» Data to process:
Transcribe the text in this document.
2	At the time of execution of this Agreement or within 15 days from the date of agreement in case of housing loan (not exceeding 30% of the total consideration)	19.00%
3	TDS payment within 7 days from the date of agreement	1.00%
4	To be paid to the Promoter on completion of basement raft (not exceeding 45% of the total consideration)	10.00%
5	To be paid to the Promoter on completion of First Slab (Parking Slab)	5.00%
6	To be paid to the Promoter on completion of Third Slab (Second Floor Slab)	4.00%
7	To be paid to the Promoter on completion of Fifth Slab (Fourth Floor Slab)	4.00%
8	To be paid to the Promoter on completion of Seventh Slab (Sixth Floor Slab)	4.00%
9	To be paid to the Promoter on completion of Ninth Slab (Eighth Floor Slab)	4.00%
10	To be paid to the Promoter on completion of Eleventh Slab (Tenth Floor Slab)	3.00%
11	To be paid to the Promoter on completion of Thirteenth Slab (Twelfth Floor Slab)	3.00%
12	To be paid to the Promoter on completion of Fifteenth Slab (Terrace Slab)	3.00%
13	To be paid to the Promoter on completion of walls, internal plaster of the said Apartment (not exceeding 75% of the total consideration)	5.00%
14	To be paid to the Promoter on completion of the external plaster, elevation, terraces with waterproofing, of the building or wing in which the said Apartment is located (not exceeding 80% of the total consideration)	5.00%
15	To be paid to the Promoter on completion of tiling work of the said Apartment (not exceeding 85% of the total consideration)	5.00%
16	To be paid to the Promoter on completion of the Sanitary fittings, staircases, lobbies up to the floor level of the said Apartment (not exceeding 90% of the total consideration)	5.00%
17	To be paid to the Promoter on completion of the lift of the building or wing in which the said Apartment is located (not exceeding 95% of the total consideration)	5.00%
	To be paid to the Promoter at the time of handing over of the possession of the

» To do:
Copy all lines from the data that hold the word "days".

» Reply:
2	At the time of execution of this Agreement or within 15 days from the date of agreement in case of housing loan (not exceeding 30% of the total consideration)	19.00%
3	TDS payment within 7 days from the date of agreement	1.00%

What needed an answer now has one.